WHAT THE TASK ASKS »
Every record below should be written out exactly; pictures stay out.

PROVIDED MATERIAL »

##############################

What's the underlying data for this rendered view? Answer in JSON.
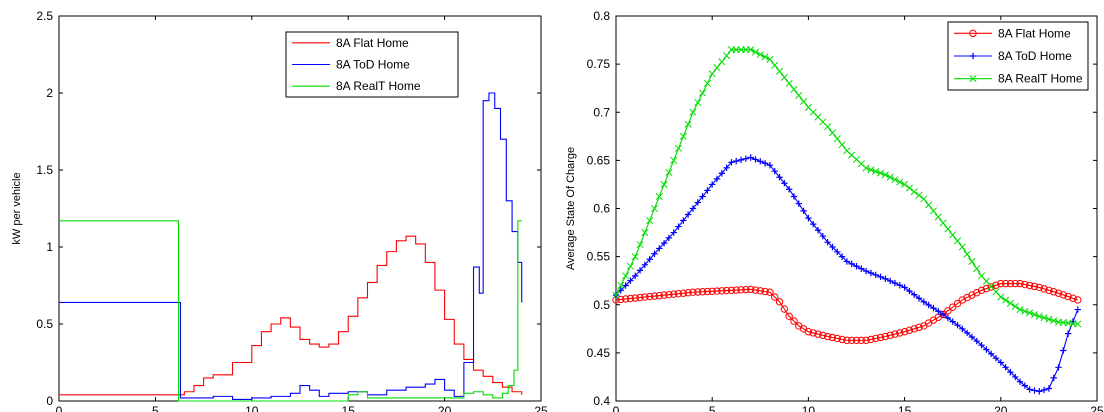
{
  "chart_data": [
    {
      "type": "line",
      "title": "",
      "xlabel": "",
      "ylabel": "kW per vehicle",
      "xlim": [
        0,
        25
      ],
      "ylim": [
        0,
        2.5
      ],
      "xticks": [
        "0",
        "5",
        "10",
        "15",
        "20",
        "25"
      ],
      "yticks": [
        "0",
        "0.5",
        "1",
        "1.5",
        "2",
        "2.5"
      ],
      "grid": false,
      "legend_position": "top-right",
      "step": true,
      "series": [
        {
          "name": "8A Flat Home",
          "color": "#ff0000",
          "x": [
            0,
            6,
            6.5,
            7,
            7.5,
            8,
            9,
            10,
            10.5,
            11,
            11.5,
            12,
            12.5,
            13,
            13.5,
            14,
            14.5,
            15,
            15.5,
            16,
            16.5,
            17,
            17.5,
            18,
            18.5,
            19,
            19.5,
            20,
            20.5,
            21,
            21.5,
            22,
            22.5,
            23,
            23.5,
            24
          ],
          "y": [
            0.04,
            0.04,
            0.06,
            0.1,
            0.15,
            0.17,
            0.25,
            0.36,
            0.45,
            0.5,
            0.54,
            0.48,
            0.4,
            0.37,
            0.35,
            0.37,
            0.45,
            0.55,
            0.67,
            0.77,
            0.88,
            0.97,
            1.04,
            1.07,
            1.02,
            0.9,
            0.72,
            0.53,
            0.37,
            0.27,
            0.2,
            0.16,
            0.12,
            0.09,
            0.06,
            0.04
          ]
        },
        {
          "name": "8A ToD Home",
          "color": "#0000ff",
          "x": [
            0,
            6,
            6.3,
            7,
            8,
            9,
            10,
            11,
            12,
            12.5,
            13,
            13.5,
            14,
            15,
            16,
            17,
            18,
            19,
            19.5,
            20,
            20.5,
            21,
            21.5,
            21.8,
            22,
            22.3,
            22.6,
            22.9,
            23.2,
            23.5,
            23.8,
            24
          ],
          "y": [
            0.64,
            0.64,
            0.02,
            0.02,
            0.03,
            0.01,
            0.02,
            0.03,
            0.05,
            0.1,
            0.07,
            0.03,
            0.05,
            0.06,
            0.04,
            0.07,
            0.09,
            0.11,
            0.14,
            0.07,
            0.03,
            0.25,
            0.87,
            0.7,
            1.95,
            2.0,
            1.9,
            1.7,
            1.3,
            1.1,
            0.9,
            0.64
          ]
        },
        {
          "name": "8A RealT Home",
          "color": "#00dd00",
          "x": [
            0,
            6,
            6.2,
            14,
            15,
            15.5,
            16,
            20.5,
            21,
            21.5,
            22,
            22.5,
            23,
            23.3,
            23.6,
            23.8,
            24
          ],
          "y": [
            1.17,
            1.17,
            0.0,
            0.0,
            0.04,
            0.06,
            0.02,
            0.02,
            0.05,
            0.06,
            0.04,
            0.02,
            0.05,
            0.1,
            0.2,
            1.17,
            1.17
          ]
        }
      ]
    },
    {
      "type": "line",
      "title": "",
      "xlabel": "",
      "ylabel": "Average State Of Charge",
      "xlim": [
        0,
        25
      ],
      "ylim": [
        0.4,
        0.8
      ],
      "xticks": [
        "0",
        "5",
        "10",
        "15",
        "20",
        "25"
      ],
      "yticks": [
        "0.4",
        "0.45",
        "0.5",
        "0.55",
        "0.6",
        "0.65",
        "0.7",
        "0.75",
        "0.8"
      ],
      "grid": false,
      "legend_position": "top-right",
      "series": [
        {
          "name": "8A Flat Home",
          "color": "#ff0000",
          "marker": "circle",
          "x": [
            0,
            1,
            2,
            3,
            4,
            5,
            6,
            7,
            8,
            8.5,
            9,
            9.5,
            10,
            11,
            12,
            13,
            14,
            15,
            16,
            17,
            18,
            19,
            20,
            21,
            22,
            23,
            24
          ],
          "y": [
            0.505,
            0.507,
            0.509,
            0.511,
            0.513,
            0.514,
            0.515,
            0.516,
            0.513,
            0.503,
            0.488,
            0.478,
            0.472,
            0.467,
            0.463,
            0.463,
            0.467,
            0.472,
            0.478,
            0.49,
            0.505,
            0.515,
            0.522,
            0.522,
            0.518,
            0.512,
            0.505
          ]
        },
        {
          "name": "8A ToD Home",
          "color": "#0000ff",
          "marker": "plus",
          "x": [
            0,
            1,
            2,
            3,
            4,
            5,
            6,
            7,
            8,
            9,
            10,
            11,
            12,
            13,
            14,
            15,
            16,
            17,
            18,
            19,
            20,
            21,
            21.5,
            22,
            22.5,
            23,
            23.5,
            24
          ],
          "y": [
            0.51,
            0.53,
            0.553,
            0.575,
            0.6,
            0.625,
            0.648,
            0.653,
            0.645,
            0.62,
            0.59,
            0.565,
            0.545,
            0.535,
            0.527,
            0.518,
            0.503,
            0.49,
            0.475,
            0.458,
            0.44,
            0.42,
            0.412,
            0.41,
            0.413,
            0.435,
            0.47,
            0.495
          ]
        },
        {
          "name": "8A RealT Home",
          "color": "#00dd00",
          "marker": "x",
          "x": [
            0,
            1,
            2,
            3,
            4,
            5,
            6,
            7,
            8,
            9,
            10,
            11,
            12,
            13,
            14,
            15,
            16,
            17,
            18,
            19,
            20,
            21,
            22,
            23,
            24
          ],
          "y": [
            0.51,
            0.55,
            0.6,
            0.65,
            0.7,
            0.74,
            0.765,
            0.765,
            0.755,
            0.73,
            0.705,
            0.685,
            0.66,
            0.642,
            0.635,
            0.625,
            0.61,
            0.585,
            0.56,
            0.53,
            0.508,
            0.495,
            0.488,
            0.482,
            0.48
          ]
        }
      ]
    }
  ]
}
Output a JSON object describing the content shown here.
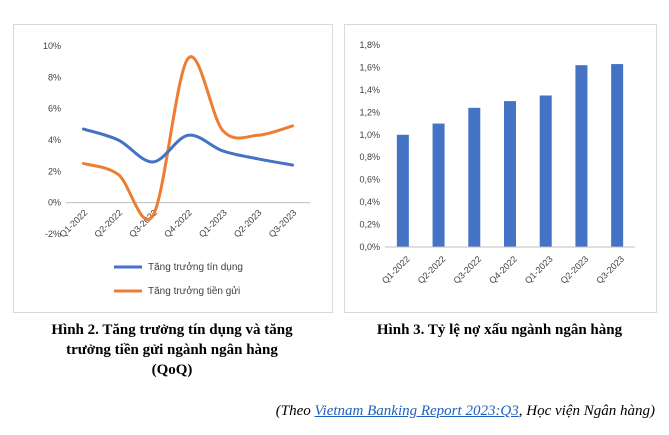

##############################

EXERCISE RESPONSE »
What's the underlying data for this rendered view? Answer in JSON.
{
  "chart_data": [
    {
      "type": "line",
      "title": "",
      "xlabel": "",
      "ylabel": "kW per vehicle",
      "xlim": [
        0,
        25
      ],
      "ylim": [
        0,
        2.5
      ],
      "xticks": [
        "0",
        "5",
        "10",
        "15",
        "20",
        "25"
      ],
      "yticks": [
        "0",
        "0.5",
        "1",
        "1.5",
        "2",
        "2.5"
      ],
      "grid": false,
      "legend_position": "top-right",
      "step": true,
      "series": [
        {
          "name": "8A Flat Home",
          "color": "#ff0000",
          "x": [
            0,
            6,
            6.5,
            7,
            7.5,
            8,
            9,
            10,
            10.5,
            11,
            11.5,
            12,
            12.5,
            13,
            13.5,
            14,
            14.5,
            15,
            15.5,
            16,
            16.5,
            17,
            17.5,
            18,
            18.5,
            19,
            19.5,
            20,
            20.5,
            21,
            21.5,
            22,
            22.5,
            23,
            23.5,
            24
          ],
          "y": [
            0.04,
            0.04,
            0.06,
            0.1,
            0.15,
            0.17,
            0.25,
            0.36,
            0.45,
            0.5,
            0.54,
            0.48,
            0.4,
            0.37,
            0.35,
            0.37,
            0.45,
            0.55,
            0.67,
            0.77,
            0.88,
            0.97,
            1.04,
            1.07,
            1.02,
            0.9,
            0.72,
            0.53,
            0.37,
            0.27,
            0.2,
            0.16,
            0.12,
            0.09,
            0.06,
            0.04
          ]
        },
        {
          "name": "8A ToD Home",
          "color": "#0000ff",
          "x": [
            0,
            6,
            6.3,
            7,
            8,
            9,
            10,
            11,
            12,
            12.5,
            13,
            13.5,
            14,
            15,
            16,
            17,
            18,
            19,
            19.5,
            20,
            20.5,
            21,
            21.5,
            21.8,
            22,
            22.3,
            22.6,
            22.9,
            23.2,
            23.5,
            23.8,
            24
          ],
          "y": [
            0.64,
            0.64,
            0.02,
            0.02,
            0.03,
            0.01,
            0.02,
            0.03,
            0.05,
            0.1,
            0.07,
            0.03,
            0.05,
            0.06,
            0.04,
            0.07,
            0.09,
            0.11,
            0.14,
            0.07,
            0.03,
            0.25,
            0.87,
            0.7,
            1.95,
            2.0,
            1.9,
            1.7,
            1.3,
            1.1,
            0.9,
            0.64
          ]
        },
        {
          "name": "8A RealT Home",
          "color": "#00dd00",
          "x": [
            0,
            6,
            6.2,
            14,
            15,
            15.5,
            16,
            20.5,
            21,
            21.5,
            22,
            22.5,
            23,
            23.3,
            23.6,
            23.8,
            24
          ],
          "y": [
            1.17,
            1.17,
            0.0,
            0.0,
            0.04,
            0.06,
            0.02,
            0.02,
            0.05,
            0.06,
            0.04,
            0.02,
            0.05,
            0.1,
            0.2,
            1.17,
            1.17
          ]
        }
      ]
    },
    {
      "type": "line",
      "title": "",
      "xlabel": "",
      "ylabel": "Average State Of Charge",
      "xlim": [
        0,
        25
      ],
      "ylim": [
        0.4,
        0.8
      ],
      "xticks": [
        "0",
        "5",
        "10",
        "15",
        "20",
        "25"
      ],
      "yticks": [
        "0.4",
        "0.45",
        "0.5",
        "0.55",
        "0.6",
        "0.65",
        "0.7",
        "0.75",
        "0.8"
      ],
      "grid": false,
      "legend_position": "top-right",
      "series": [
        {
          "name": "8A Flat Home",
          "color": "#ff0000",
          "marker": "circle",
          "x": [
            0,
            1,
            2,
            3,
            4,
            5,
            6,
            7,
            8,
            8.5,
            9,
            9.5,
            10,
            11,
            12,
            13,
            14,
            15,
            16,
            17,
            18,
            19,
            20,
            21,
            22,
            23,
            24
          ],
          "y": [
            0.505,
            0.507,
            0.509,
            0.511,
            0.513,
            0.514,
            0.515,
            0.516,
            0.513,
            0.503,
            0.488,
            0.478,
            0.472,
            0.467,
            0.463,
            0.463,
            0.467,
            0.472,
            0.478,
            0.49,
            0.505,
            0.515,
            0.522,
            0.522,
            0.518,
            0.512,
            0.505
          ]
        },
        {
          "name": "8A ToD Home",
          "color": "#0000ff",
          "marker": "plus",
          "x": [
            0,
            1,
            2,
            3,
            4,
            5,
            6,
            7,
            8,
            9,
            10,
            11,
            12,
            13,
            14,
            15,
            16,
            17,
            18,
            19,
            20,
            21,
            21.5,
            22,
            22.5,
            23,
            23.5,
            24
          ],
          "y": [
            0.51,
            0.53,
            0.553,
            0.575,
            0.6,
            0.625,
            0.648,
            0.653,
            0.645,
            0.62,
            0.59,
            0.565,
            0.545,
            0.535,
            0.527,
            0.518,
            0.503,
            0.49,
            0.475,
            0.458,
            0.44,
            0.42,
            0.412,
            0.41,
            0.413,
            0.435,
            0.47,
            0.495
          ]
        },
        {
          "name": "8A RealT Home",
          "color": "#00dd00",
          "marker": "x",
          "x": [
            0,
            1,
            2,
            3,
            4,
            5,
            6,
            7,
            8,
            9,
            10,
            11,
            12,
            13,
            14,
            15,
            16,
            17,
            18,
            19,
            20,
            21,
            22,
            23,
            24
          ],
          "y": [
            0.51,
            0.55,
            0.6,
            0.65,
            0.7,
            0.74,
            0.765,
            0.765,
            0.755,
            0.73,
            0.705,
            0.685,
            0.66,
            0.642,
            0.635,
            0.625,
            0.61,
            0.585,
            0.56,
            0.53,
            0.508,
            0.495,
            0.488,
            0.482,
            0.48
          ]
        }
      ]
    }
  ]
}
Output a JSON object describing the content shown here.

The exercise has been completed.